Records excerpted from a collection
"""
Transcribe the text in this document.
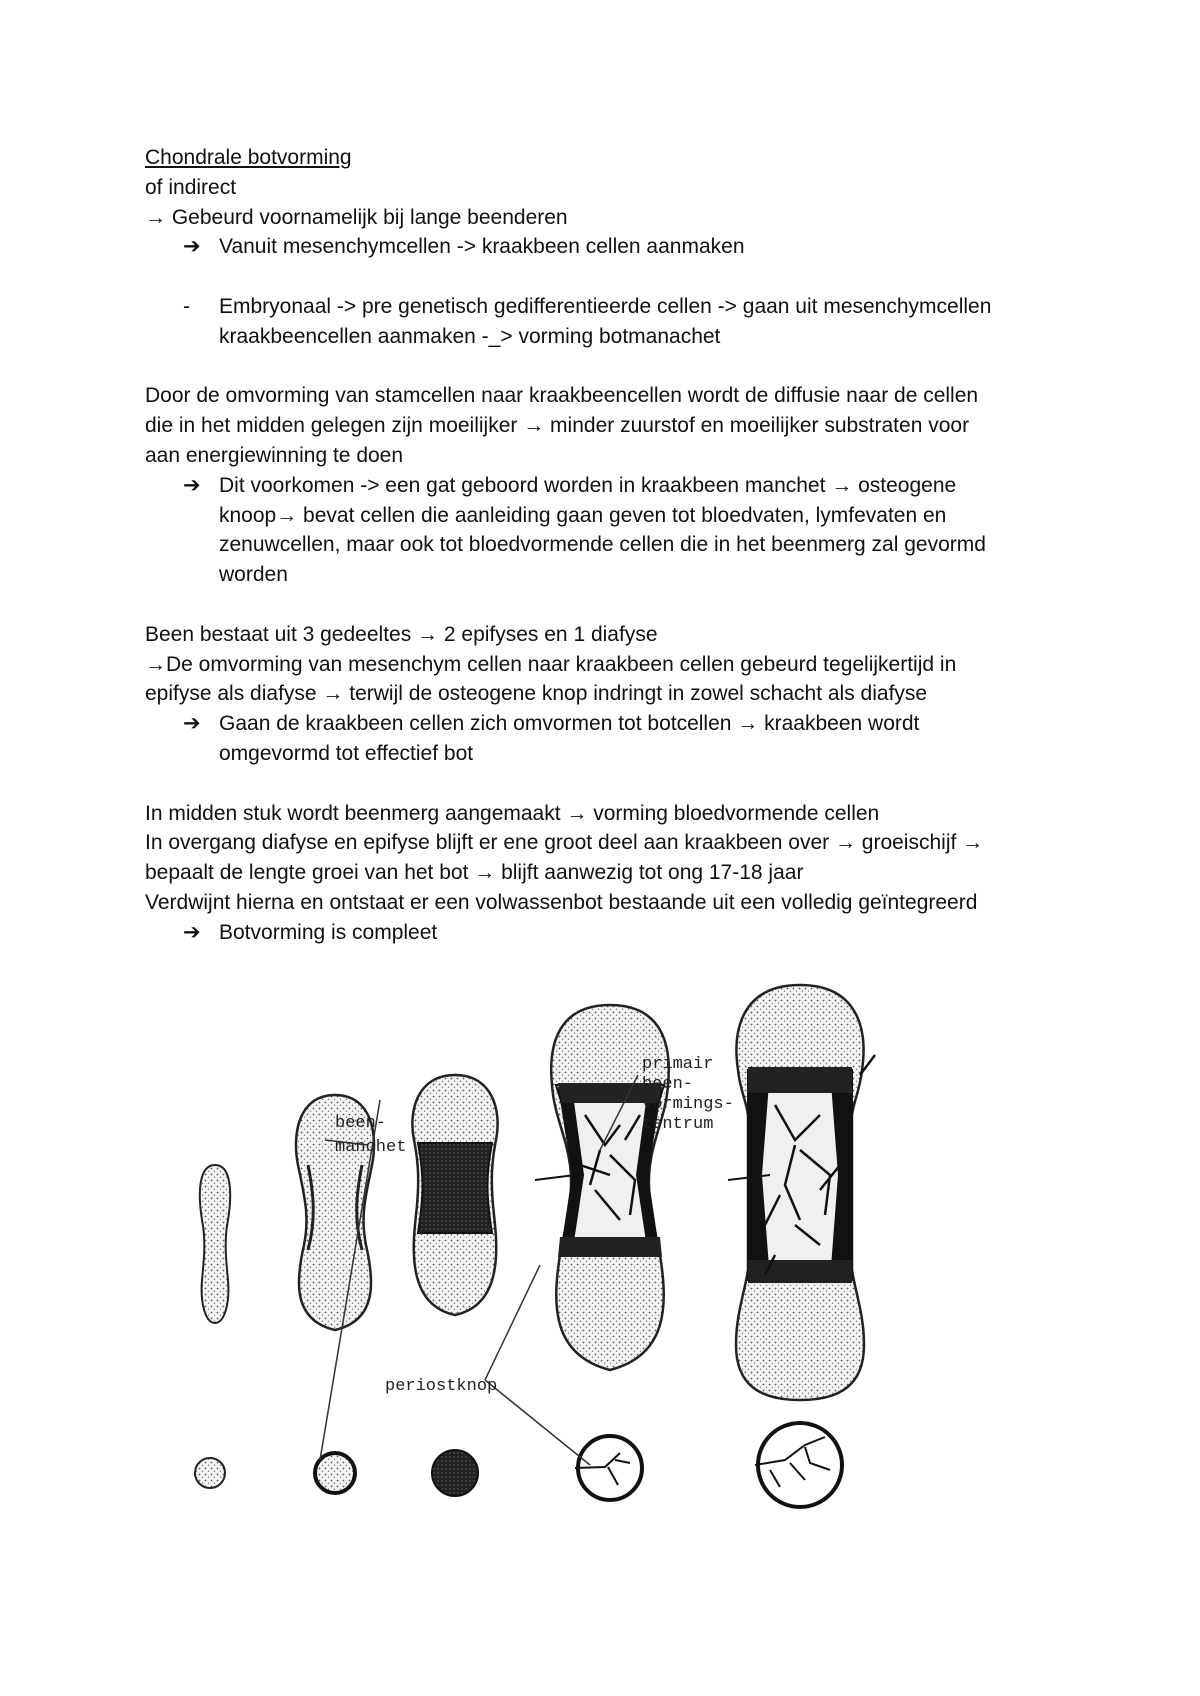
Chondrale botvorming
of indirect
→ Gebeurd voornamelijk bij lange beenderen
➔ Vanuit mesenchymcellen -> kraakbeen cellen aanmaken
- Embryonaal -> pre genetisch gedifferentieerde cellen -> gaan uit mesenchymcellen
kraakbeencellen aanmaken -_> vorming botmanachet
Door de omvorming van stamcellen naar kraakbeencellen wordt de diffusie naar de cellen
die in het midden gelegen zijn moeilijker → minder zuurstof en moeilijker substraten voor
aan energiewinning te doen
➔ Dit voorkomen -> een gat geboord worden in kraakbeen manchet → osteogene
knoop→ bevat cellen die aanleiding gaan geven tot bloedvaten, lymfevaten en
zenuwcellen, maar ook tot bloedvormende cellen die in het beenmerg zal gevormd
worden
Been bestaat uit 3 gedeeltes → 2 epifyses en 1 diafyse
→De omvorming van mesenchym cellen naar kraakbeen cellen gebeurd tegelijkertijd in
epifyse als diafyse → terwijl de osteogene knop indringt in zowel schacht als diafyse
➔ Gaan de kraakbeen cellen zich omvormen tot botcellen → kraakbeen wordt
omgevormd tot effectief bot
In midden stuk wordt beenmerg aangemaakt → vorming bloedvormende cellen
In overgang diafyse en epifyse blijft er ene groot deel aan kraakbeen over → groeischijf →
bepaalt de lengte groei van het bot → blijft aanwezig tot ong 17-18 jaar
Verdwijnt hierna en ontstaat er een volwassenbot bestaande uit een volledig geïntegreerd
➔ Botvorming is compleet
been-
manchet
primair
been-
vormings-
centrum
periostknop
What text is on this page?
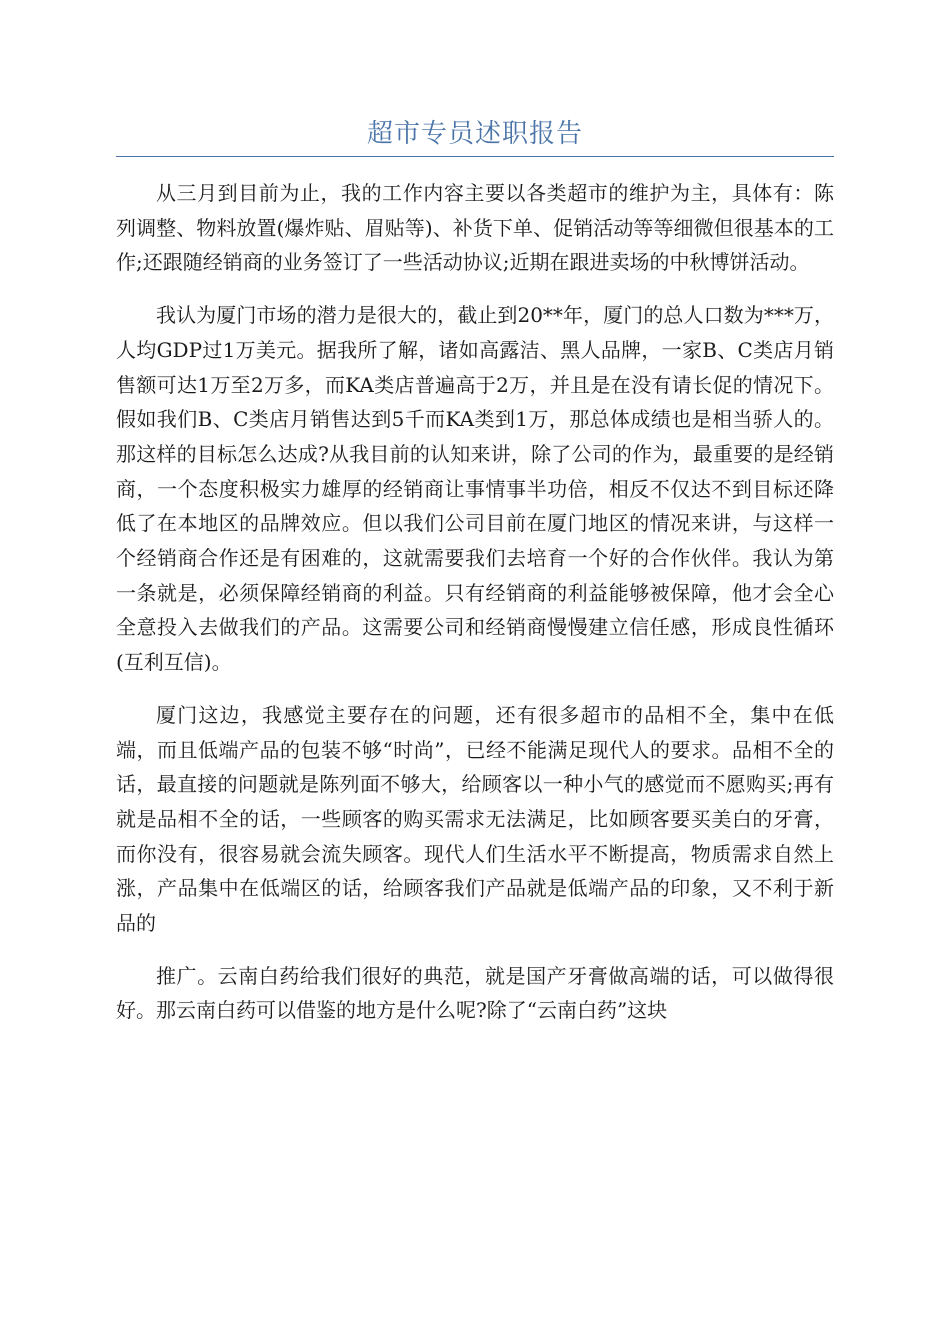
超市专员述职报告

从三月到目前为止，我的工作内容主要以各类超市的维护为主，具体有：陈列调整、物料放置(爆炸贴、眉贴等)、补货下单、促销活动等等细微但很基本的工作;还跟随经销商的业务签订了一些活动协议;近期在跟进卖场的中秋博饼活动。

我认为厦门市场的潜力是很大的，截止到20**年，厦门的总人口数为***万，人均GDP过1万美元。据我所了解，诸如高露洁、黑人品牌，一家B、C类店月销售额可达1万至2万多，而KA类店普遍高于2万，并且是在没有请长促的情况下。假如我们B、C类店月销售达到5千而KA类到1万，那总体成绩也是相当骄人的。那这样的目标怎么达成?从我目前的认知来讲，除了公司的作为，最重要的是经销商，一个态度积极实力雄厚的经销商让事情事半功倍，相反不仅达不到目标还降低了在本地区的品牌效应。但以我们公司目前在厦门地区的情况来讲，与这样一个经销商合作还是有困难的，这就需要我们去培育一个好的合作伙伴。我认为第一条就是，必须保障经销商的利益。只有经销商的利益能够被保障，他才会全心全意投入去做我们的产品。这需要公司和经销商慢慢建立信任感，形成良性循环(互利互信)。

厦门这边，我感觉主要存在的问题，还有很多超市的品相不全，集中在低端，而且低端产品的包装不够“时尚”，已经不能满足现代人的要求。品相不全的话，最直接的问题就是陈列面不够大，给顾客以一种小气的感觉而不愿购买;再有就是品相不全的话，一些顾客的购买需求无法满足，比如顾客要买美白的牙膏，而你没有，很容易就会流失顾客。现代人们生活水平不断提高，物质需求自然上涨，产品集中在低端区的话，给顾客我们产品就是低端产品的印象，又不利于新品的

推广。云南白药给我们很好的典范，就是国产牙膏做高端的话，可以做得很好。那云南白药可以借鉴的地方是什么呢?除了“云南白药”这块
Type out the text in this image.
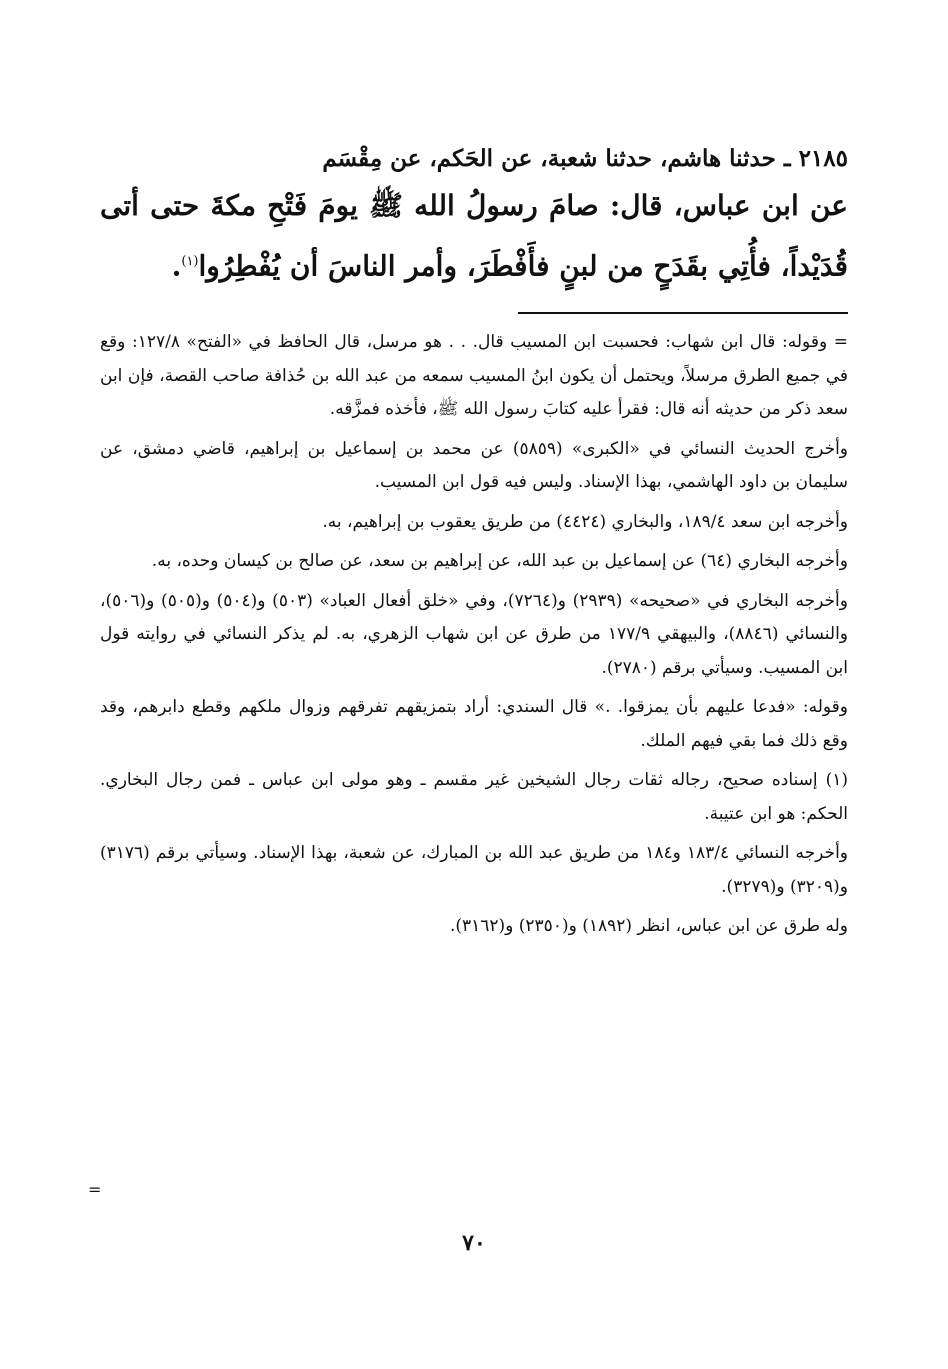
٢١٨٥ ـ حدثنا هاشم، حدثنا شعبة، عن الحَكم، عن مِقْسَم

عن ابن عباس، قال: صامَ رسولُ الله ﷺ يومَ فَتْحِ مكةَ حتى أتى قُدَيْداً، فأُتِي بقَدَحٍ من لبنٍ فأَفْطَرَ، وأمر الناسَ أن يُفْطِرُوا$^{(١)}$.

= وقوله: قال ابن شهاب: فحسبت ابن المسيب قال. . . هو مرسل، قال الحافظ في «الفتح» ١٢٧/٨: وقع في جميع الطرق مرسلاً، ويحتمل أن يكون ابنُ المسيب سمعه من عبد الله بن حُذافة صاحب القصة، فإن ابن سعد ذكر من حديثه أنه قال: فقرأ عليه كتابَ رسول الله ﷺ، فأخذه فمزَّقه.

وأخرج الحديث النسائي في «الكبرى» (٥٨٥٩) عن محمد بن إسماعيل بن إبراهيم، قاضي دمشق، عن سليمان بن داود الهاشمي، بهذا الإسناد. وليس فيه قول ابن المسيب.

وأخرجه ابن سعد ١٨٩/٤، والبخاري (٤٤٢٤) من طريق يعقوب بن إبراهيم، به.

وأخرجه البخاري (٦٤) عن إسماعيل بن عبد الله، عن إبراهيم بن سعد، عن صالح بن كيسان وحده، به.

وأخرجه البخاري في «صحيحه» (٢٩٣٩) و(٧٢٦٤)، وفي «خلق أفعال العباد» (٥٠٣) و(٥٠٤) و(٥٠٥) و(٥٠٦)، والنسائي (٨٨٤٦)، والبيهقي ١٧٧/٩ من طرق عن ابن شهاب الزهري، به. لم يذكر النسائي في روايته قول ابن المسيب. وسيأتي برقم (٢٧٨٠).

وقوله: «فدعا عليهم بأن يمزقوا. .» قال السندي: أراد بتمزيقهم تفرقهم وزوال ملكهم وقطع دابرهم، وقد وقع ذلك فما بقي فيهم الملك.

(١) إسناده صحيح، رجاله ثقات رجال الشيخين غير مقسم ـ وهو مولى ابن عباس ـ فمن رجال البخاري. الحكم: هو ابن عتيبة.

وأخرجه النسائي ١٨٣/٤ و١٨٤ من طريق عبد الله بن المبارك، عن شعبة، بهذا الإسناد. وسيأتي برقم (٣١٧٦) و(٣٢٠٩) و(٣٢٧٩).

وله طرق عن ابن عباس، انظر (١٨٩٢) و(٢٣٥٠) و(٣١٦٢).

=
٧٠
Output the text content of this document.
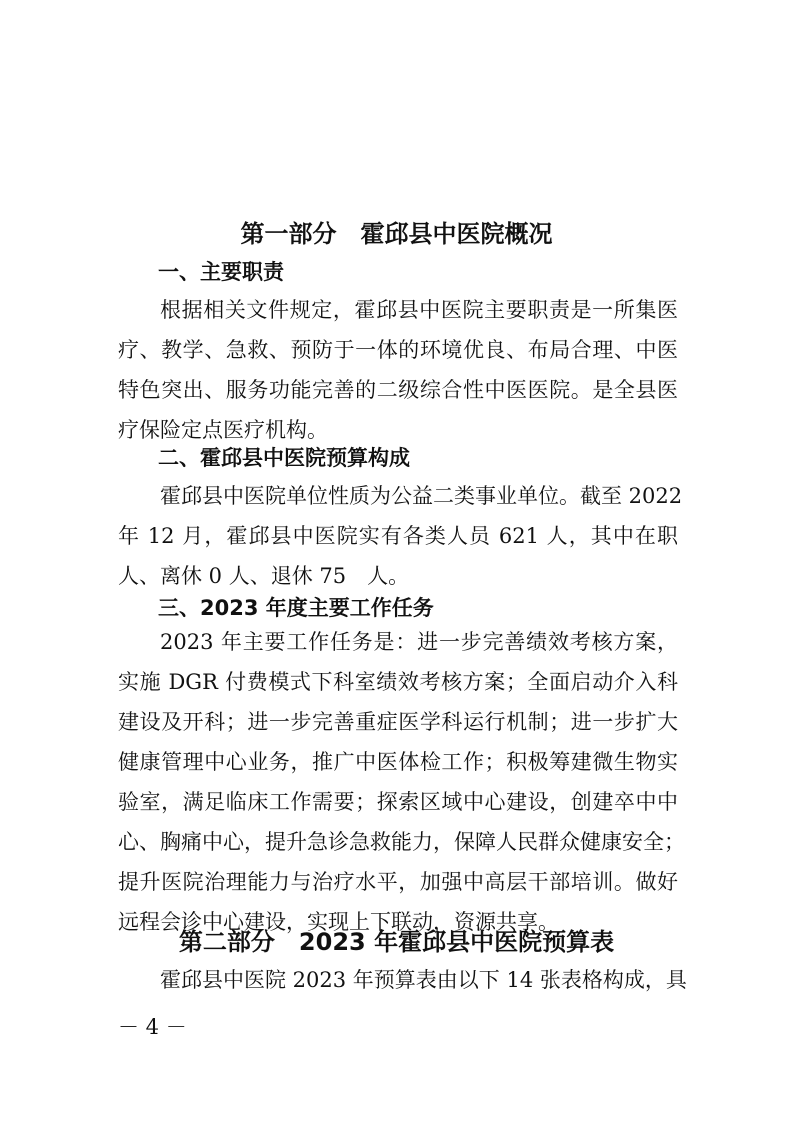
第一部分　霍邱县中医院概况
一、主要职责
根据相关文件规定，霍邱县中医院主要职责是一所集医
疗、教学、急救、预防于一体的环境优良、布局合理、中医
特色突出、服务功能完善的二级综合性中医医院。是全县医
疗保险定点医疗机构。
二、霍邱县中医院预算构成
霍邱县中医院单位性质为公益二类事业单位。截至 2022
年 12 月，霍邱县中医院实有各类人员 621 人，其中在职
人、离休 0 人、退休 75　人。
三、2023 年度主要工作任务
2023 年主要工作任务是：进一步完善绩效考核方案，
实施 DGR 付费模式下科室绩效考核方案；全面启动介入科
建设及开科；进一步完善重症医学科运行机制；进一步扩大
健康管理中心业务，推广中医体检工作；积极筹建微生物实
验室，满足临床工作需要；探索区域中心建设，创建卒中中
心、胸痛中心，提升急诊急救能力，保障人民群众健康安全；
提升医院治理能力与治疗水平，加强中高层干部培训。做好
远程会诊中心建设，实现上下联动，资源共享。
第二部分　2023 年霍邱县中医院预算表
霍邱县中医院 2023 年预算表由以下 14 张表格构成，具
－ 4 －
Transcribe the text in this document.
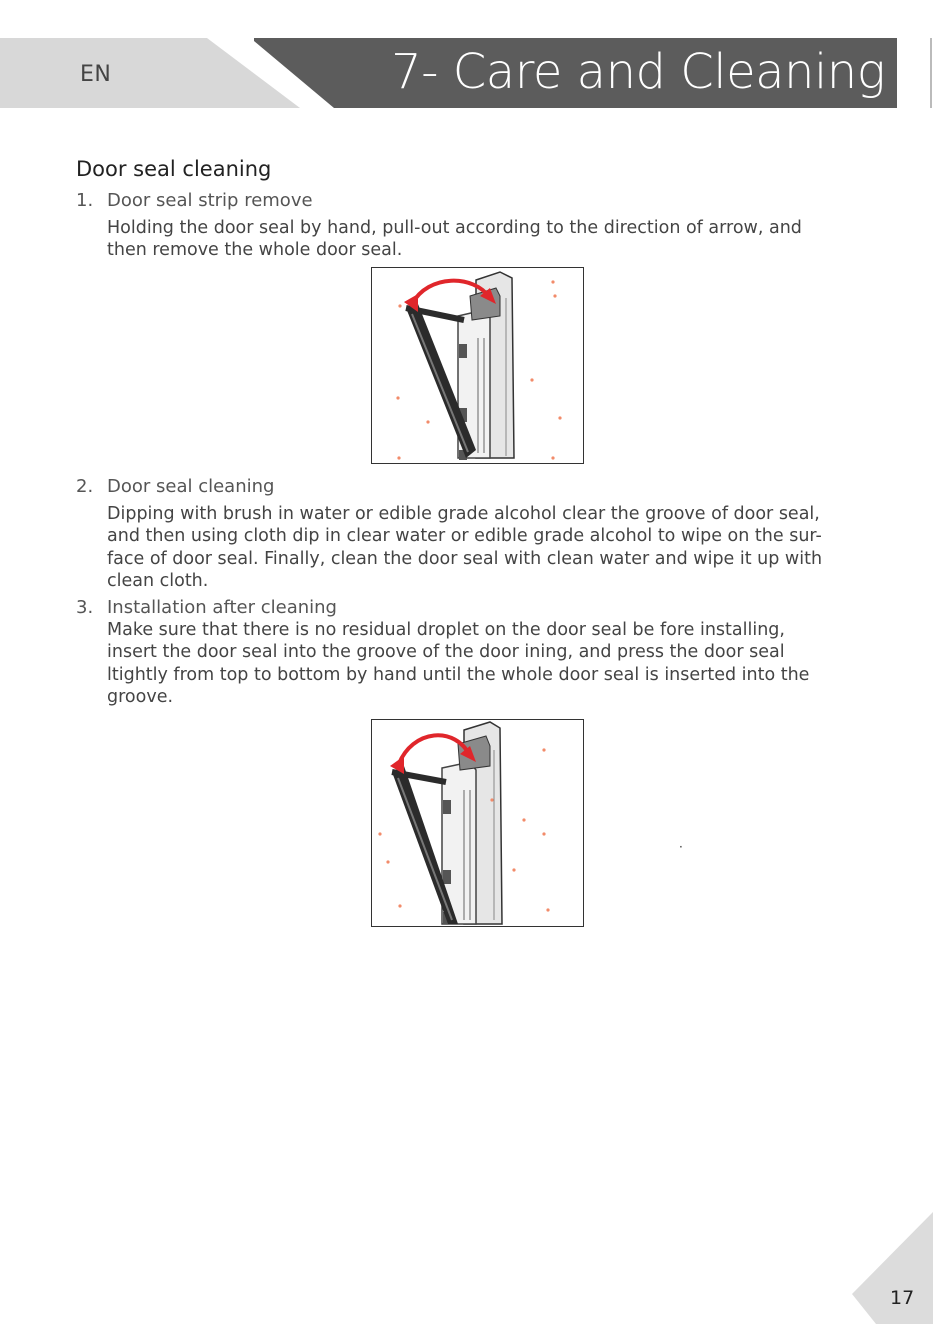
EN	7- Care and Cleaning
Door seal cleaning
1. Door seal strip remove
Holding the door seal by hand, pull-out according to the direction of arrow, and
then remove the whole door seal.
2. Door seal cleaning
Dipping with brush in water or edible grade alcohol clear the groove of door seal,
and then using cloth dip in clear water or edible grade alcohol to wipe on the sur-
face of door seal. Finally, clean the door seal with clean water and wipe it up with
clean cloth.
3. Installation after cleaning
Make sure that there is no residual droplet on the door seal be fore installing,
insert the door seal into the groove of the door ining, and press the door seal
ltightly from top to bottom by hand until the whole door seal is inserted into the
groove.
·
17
"""
**Work required**
Output a single number: how many lines contain the word "mesenchymcellen".

**Exercise response**
2